[Items listed in a dataset]
==*==

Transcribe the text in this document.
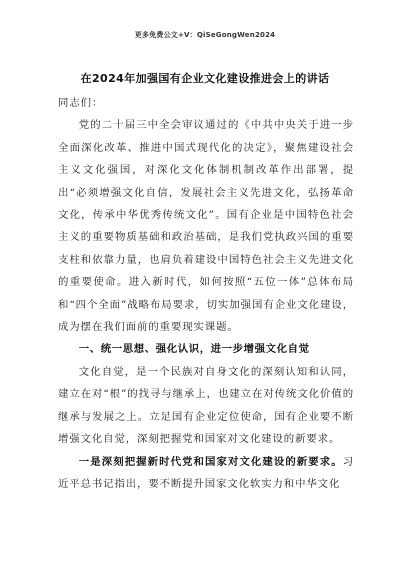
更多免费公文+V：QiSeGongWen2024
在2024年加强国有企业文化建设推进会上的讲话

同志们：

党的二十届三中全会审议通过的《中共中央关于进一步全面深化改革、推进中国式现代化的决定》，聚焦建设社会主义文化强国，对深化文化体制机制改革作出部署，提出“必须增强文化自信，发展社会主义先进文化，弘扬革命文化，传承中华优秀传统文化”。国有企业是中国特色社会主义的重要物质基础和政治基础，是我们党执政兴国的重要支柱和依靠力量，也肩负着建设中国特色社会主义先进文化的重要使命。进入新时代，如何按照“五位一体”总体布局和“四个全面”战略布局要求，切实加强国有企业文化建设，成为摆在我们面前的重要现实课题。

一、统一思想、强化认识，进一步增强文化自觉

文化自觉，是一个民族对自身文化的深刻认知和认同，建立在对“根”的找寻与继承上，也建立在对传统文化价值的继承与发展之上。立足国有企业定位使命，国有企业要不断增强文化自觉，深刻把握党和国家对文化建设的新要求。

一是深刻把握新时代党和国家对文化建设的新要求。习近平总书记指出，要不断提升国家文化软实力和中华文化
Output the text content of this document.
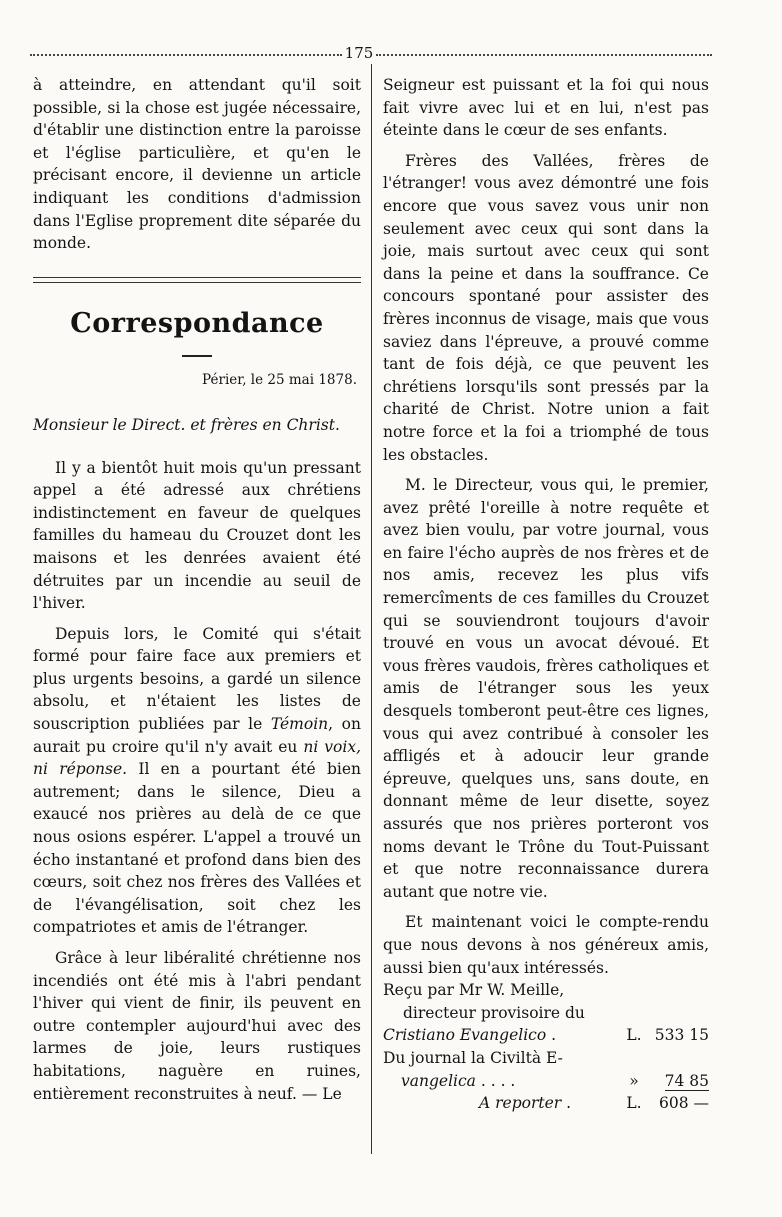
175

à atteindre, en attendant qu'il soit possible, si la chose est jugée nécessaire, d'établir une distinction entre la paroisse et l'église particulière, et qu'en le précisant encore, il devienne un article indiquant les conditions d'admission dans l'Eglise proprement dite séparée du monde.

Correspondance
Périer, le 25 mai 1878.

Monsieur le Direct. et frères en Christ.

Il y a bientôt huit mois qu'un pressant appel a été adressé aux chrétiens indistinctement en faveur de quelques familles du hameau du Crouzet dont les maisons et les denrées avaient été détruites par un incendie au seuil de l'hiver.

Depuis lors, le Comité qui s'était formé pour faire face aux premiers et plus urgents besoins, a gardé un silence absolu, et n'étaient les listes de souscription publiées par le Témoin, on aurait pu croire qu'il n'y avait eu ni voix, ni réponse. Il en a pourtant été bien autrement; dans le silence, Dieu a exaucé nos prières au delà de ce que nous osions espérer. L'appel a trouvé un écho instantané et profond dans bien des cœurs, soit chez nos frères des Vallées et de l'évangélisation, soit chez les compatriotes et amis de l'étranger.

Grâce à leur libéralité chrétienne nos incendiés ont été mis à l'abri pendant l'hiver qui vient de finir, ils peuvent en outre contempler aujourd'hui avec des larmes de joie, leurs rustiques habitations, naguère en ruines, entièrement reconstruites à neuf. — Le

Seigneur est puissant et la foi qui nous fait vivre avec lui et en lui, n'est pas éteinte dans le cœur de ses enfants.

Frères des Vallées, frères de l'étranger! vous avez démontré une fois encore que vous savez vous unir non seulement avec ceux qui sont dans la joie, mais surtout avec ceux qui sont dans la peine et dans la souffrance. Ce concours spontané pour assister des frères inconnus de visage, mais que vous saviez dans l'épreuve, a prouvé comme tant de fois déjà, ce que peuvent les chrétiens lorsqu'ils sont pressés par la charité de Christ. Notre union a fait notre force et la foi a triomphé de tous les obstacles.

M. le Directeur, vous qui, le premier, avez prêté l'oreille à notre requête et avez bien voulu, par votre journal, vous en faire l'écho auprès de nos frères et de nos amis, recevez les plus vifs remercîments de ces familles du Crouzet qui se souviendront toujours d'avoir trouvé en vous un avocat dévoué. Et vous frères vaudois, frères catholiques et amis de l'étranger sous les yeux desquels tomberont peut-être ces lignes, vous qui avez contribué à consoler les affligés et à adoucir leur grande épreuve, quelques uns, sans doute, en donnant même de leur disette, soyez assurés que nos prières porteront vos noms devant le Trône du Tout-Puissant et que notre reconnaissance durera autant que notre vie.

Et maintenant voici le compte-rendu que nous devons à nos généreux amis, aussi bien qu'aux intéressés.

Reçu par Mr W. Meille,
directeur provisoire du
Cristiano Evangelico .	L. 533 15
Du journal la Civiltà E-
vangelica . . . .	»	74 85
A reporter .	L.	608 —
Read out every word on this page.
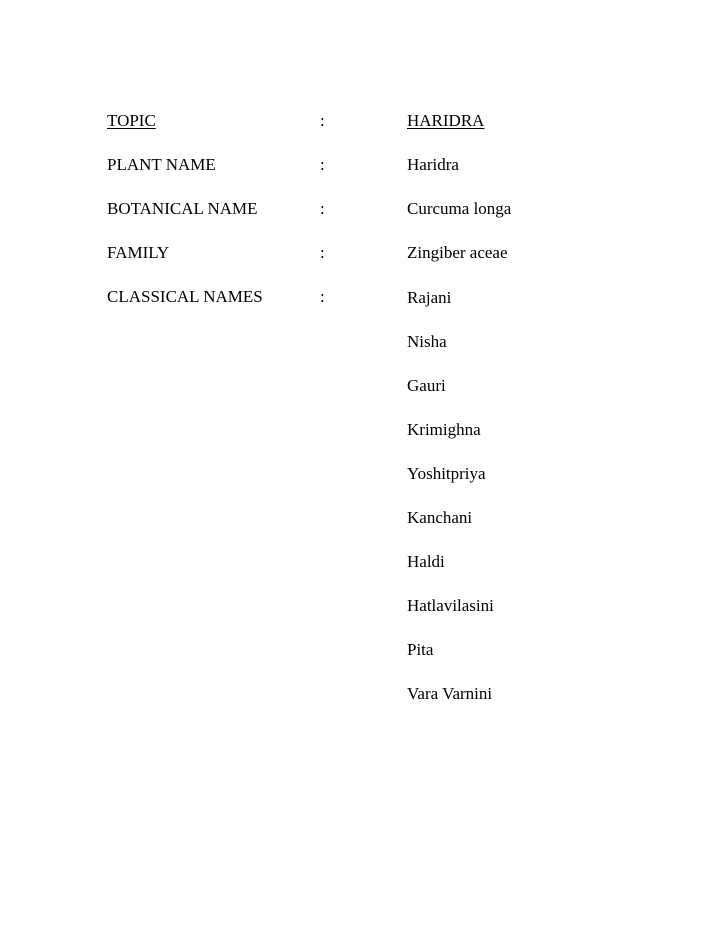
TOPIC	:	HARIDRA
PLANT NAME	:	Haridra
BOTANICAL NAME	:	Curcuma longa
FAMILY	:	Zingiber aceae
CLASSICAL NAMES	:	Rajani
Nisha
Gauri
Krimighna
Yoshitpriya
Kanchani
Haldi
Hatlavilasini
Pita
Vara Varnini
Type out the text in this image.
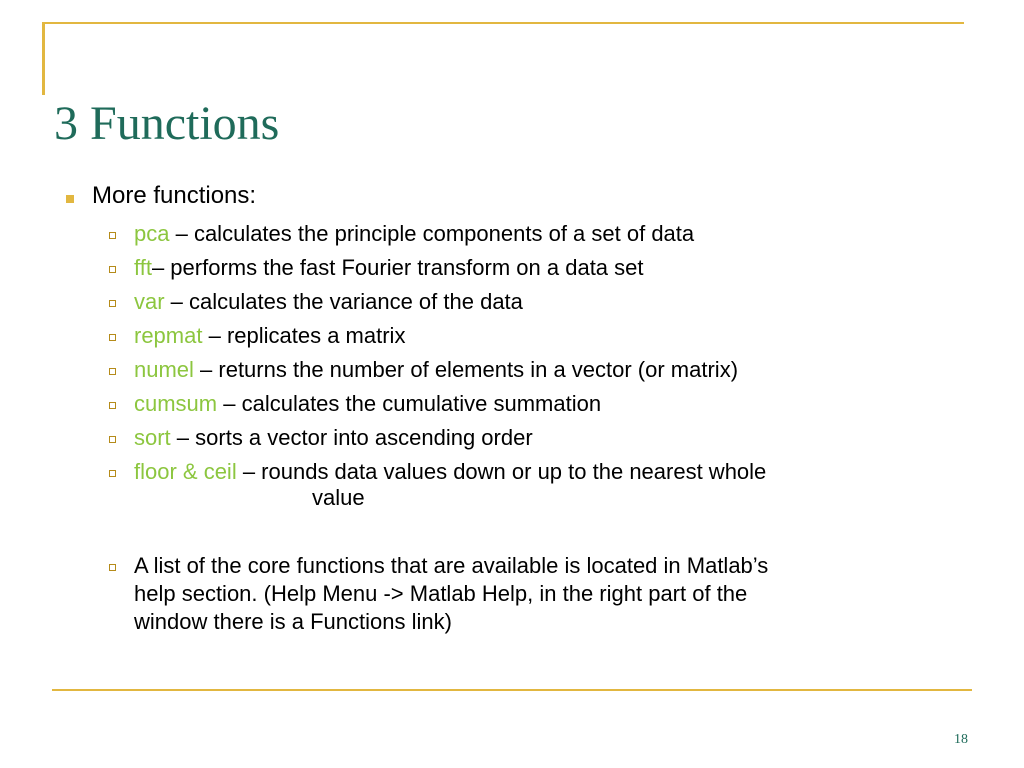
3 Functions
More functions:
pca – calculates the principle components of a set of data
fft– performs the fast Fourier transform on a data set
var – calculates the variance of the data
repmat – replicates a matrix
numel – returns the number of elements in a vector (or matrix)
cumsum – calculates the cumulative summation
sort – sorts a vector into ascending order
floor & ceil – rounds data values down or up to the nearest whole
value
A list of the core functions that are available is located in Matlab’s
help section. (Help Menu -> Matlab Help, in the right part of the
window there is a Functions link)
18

==*==

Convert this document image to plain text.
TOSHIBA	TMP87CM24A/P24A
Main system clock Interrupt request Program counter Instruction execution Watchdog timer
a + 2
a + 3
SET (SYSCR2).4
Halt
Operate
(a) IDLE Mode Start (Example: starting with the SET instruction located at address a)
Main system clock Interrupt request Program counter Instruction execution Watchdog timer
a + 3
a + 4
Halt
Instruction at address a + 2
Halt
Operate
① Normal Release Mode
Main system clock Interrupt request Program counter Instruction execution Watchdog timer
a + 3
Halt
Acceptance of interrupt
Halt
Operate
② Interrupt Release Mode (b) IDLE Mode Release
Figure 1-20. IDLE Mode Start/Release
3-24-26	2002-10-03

==*==

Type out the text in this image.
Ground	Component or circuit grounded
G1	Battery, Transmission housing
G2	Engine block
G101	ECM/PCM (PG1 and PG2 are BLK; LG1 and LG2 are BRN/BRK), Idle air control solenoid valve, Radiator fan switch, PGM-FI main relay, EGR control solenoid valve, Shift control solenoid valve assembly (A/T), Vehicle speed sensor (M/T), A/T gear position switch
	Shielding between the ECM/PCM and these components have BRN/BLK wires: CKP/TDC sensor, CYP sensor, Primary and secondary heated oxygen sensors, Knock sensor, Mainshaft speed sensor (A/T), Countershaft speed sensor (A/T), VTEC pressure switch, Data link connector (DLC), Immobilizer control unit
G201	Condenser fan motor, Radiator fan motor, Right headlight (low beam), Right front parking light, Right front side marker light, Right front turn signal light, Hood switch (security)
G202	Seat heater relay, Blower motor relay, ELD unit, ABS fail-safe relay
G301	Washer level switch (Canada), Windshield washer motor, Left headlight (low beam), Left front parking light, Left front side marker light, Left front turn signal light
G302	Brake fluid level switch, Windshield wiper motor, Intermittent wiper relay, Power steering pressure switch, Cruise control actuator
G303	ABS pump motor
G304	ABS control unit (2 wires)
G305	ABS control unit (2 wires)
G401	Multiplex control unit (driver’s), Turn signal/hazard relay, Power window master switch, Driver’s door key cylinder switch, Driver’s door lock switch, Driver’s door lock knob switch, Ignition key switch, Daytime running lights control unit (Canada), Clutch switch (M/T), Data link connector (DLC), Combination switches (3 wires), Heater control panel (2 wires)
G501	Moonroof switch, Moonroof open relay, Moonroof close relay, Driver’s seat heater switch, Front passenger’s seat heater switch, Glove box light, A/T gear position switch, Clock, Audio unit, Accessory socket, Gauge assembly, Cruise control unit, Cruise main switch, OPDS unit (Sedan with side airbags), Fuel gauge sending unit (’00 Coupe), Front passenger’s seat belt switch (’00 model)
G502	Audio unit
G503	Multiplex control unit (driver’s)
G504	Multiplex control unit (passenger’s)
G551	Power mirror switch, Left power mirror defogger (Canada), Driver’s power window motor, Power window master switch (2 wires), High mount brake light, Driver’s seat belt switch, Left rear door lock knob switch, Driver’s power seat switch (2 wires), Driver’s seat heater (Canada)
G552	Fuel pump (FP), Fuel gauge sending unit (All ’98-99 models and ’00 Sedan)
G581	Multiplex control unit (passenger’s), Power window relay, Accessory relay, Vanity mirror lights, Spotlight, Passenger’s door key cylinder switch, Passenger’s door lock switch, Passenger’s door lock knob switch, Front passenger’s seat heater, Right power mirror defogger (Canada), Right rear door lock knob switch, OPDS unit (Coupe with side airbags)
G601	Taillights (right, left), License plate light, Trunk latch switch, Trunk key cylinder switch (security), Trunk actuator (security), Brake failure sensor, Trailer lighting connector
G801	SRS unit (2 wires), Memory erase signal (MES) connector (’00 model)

==*==

▸ **Task prompt**: Scan the records above for the string "fait", then select every line that holds it.

▸ **Answer to this problem**:
Seigneur est puissant et la foi qui nous fait vivre avec lui et en lui, n'est pas éteinte dans le cœur de ses enfants.
Frères des Vallées, frères de l'étranger! vous avez démontré une fois encore que vous savez vous unir non seulement avec ceux qui sont dans la joie, mais surtout avec ceux qui sont dans la peine et dans la souffrance. Ce concours spontané pour assister des frères inconnus de visage, mais que vous saviez dans l'épreuve, a prouvé comme tant de fois déjà, ce que peuvent les chrétiens lorsqu'ils sont pressés par la charité de Christ. Notre union a fait notre force et la foi a triomphé de tous les obstacles.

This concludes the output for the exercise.